TEXT PASSAGE
- - - -

Forum Moderators: phranque

Message Too Old, No Replies

Characters and spaces being oddly escaped in urls?

Drupal 7 running in subdirectory.

         

velcrobots

4:12 am on Oct 2, 2011 (gmt 0)

10+ Year Member



I have Drupal 7 running in a subdirectory of my domain (the folder is called "drupal.").

[ainonline.com...]

This morning I took the new Drupal site live, and put an htaccess folder in the root to redirect to the subfolder. I also have an htaccess in the Drupal root to hide the "drupal."

Since then, any characters like apostrophes or spaces are being escaped, but sort of weird. You can test this by using the search box in my header with more than one word or quotes, or by clicking on a link that has a special character, like an apostrophe.

Here is my root htaccess:

Options -Indexes
Options +FollowSymLinks
RewriteEngine on


# stuff to let through (ignore)
RewriteCond %{REQUEST_URI} "/openx/" [OR]
RewriteCond %{REQUEST_URI} "/typo3/" [OR]
RewriteCond %{REQUEST_URI} "/oa/"
RewriteRule (.*) $1 [L]


# Redirect all user to without WWW
RewriteCond %{HTTP_HOST} ^www\.(.+)$ [NC]
RewriteRule ^ http://%1%{REQUEST_URI} [L,R=301]

# Serve Drupal from sub directory in web root
RewriteRule ^$ drupal/index.php [L]
RewriteCond %{DOCUMENT_ROOT}/drupal%{REQUEST_URI} -f
RewriteRule .* drupal/$0 [L]
RewriteCond %{REQUEST_FILENAME} !-f
RewriteCond %{REQUEST_FILENAME} !-d
RewriteRule .* drupal/index.php?q=$0 [QSA]


And here is the htaccess in the Drupal root:

#
# Apache/PHP/Drupal settings:
#

# Protect files and directories from prying eyes.
<FilesMatch "\.(engine|inc|info|install|make|module|profile|test|po|sh|.*sql|
theme|tpl(\.php)?|xtmpl)$|^(\..*|Entries.*|Repository|Root|Tag|Template)$">
Order allow,deny
</FilesMatch>

# Don't show directory listings for URLs which map to a directory.

- - - -

EXTRACTED DATA
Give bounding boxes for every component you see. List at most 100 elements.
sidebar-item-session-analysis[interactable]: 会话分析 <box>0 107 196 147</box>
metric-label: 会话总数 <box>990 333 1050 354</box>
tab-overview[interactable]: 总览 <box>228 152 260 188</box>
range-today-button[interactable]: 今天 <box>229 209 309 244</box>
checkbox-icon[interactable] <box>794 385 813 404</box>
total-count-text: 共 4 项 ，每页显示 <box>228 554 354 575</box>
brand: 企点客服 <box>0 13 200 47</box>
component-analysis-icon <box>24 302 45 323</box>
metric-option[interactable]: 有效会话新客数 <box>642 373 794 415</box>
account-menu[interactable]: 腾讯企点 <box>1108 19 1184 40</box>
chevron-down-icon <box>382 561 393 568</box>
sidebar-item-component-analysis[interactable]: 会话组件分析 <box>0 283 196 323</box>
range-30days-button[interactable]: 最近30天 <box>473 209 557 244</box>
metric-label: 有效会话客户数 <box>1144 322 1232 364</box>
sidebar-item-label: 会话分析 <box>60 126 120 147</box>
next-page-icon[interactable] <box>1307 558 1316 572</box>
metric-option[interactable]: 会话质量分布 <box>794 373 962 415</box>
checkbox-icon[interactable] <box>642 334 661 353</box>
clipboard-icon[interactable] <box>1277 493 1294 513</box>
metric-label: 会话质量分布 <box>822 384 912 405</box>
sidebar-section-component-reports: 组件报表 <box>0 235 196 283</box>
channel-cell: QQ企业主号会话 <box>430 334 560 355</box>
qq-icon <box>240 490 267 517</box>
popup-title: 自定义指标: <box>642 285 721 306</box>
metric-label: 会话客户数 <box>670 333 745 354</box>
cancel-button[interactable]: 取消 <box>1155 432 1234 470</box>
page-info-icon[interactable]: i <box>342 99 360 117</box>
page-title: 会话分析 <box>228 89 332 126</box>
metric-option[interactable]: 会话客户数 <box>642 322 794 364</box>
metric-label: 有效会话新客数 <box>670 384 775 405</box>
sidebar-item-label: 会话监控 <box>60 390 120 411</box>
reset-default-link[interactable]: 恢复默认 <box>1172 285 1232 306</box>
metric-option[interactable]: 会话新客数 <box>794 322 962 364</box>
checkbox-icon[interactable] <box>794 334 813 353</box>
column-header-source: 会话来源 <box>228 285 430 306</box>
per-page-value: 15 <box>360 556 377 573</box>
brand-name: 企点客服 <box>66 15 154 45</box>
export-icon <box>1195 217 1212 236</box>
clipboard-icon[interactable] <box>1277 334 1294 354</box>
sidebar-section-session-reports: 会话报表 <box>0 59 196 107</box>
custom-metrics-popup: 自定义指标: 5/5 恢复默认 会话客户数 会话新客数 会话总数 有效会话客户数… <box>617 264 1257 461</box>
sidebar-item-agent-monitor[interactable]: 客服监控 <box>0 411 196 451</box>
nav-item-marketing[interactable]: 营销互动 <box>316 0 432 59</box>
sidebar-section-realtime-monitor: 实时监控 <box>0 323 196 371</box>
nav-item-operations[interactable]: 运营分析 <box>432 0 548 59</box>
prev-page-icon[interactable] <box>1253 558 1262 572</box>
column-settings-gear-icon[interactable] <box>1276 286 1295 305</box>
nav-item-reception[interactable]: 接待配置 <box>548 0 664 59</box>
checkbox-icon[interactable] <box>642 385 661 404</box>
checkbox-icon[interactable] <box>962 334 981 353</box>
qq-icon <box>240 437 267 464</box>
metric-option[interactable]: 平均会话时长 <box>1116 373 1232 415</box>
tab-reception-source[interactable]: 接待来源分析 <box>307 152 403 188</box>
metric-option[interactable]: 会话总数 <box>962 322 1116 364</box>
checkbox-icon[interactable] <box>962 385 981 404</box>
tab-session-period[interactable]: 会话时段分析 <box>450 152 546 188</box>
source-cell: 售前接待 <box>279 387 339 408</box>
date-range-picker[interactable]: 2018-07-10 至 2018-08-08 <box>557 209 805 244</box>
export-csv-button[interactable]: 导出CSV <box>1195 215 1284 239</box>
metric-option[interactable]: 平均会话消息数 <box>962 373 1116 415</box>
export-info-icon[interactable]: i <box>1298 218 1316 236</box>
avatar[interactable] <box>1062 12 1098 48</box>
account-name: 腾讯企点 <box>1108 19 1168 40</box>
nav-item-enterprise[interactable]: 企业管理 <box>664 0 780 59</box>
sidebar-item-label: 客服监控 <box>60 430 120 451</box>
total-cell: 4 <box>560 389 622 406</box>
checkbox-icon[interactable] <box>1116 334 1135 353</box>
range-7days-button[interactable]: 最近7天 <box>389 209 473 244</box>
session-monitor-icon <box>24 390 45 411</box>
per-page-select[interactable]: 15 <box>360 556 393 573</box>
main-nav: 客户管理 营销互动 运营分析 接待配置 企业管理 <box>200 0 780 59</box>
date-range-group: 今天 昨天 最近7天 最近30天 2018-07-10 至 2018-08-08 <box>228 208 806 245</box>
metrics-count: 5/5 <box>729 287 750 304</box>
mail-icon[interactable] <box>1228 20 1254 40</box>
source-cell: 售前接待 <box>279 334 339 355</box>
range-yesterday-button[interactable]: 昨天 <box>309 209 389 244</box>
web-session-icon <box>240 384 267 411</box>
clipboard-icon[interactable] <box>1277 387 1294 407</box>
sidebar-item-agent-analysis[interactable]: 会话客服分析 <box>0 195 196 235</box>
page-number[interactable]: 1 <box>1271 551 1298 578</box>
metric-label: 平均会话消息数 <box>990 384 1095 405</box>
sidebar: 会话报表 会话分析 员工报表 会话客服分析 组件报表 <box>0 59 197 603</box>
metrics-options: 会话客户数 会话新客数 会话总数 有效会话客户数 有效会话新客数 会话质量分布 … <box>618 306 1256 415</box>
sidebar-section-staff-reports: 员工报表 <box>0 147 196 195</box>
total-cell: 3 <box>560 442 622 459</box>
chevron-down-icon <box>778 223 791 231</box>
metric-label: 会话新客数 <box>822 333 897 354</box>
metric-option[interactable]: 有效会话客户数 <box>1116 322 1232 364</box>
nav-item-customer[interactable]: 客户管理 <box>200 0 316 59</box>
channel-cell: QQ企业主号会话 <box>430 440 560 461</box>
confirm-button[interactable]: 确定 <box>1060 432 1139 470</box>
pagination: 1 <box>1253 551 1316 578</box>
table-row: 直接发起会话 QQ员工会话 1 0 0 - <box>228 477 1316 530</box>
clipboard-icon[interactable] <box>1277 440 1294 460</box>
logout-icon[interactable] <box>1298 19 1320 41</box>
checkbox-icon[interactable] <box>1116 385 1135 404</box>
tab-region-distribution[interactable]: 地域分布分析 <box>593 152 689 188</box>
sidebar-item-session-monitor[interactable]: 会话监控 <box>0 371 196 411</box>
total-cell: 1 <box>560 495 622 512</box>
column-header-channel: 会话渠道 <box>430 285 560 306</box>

- - - -

WHAT THIS TASK INVOLVES
For each statement below, say whether it agrees with the forum thread on escaped characters in URLs, and quote the words that decide it: (a) Drupal runs in a subdirectory of the domain; (b) the root htaccess sends visitors to the www version of the domain; (c) the new Drupal site went live in the evening.

ANSWER TO THE TASK
(a) Yes: "I have Drupal 7 running in a subdirectory of my domain"
(b) No: "# Redirect all user to without WWW"
(c) No: "This morning I took the new Drupal site live"